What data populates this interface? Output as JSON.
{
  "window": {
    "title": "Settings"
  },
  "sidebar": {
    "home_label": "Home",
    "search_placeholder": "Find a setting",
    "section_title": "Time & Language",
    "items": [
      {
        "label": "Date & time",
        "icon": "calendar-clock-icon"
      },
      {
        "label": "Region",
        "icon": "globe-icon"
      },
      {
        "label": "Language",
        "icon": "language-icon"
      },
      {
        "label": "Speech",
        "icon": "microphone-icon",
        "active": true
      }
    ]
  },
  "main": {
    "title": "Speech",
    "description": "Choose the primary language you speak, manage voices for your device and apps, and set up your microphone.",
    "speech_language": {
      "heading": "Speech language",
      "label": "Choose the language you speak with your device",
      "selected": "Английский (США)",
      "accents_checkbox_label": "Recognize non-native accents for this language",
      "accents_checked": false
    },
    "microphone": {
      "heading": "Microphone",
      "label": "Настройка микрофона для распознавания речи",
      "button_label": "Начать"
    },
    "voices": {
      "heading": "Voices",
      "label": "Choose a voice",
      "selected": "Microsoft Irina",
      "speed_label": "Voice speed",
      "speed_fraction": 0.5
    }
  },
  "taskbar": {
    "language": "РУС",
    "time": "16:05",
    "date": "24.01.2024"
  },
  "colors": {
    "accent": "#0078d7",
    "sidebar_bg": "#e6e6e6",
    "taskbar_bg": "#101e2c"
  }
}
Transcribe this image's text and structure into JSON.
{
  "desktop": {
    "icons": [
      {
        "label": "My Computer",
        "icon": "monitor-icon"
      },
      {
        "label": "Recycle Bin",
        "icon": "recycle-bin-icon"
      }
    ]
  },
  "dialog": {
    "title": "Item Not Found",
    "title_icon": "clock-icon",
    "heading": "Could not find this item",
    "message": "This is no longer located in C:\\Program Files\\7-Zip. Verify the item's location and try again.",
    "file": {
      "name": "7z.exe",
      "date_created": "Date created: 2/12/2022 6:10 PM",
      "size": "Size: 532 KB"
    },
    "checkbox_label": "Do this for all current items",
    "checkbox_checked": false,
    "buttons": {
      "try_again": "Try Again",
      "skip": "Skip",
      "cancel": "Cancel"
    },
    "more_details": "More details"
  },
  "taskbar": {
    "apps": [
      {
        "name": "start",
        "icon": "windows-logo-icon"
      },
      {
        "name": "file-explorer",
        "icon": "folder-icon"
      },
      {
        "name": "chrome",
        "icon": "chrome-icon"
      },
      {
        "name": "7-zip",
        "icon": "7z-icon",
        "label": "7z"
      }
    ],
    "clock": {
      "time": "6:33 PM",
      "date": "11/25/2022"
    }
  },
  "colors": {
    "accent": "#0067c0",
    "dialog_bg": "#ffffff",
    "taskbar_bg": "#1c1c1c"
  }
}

::::

Stated goal —
Find each line that has the word "JSON", then copy it out.

Full response —
What data populates this interface? Output as JSON.
Transcribe this image's text and structure into JSON.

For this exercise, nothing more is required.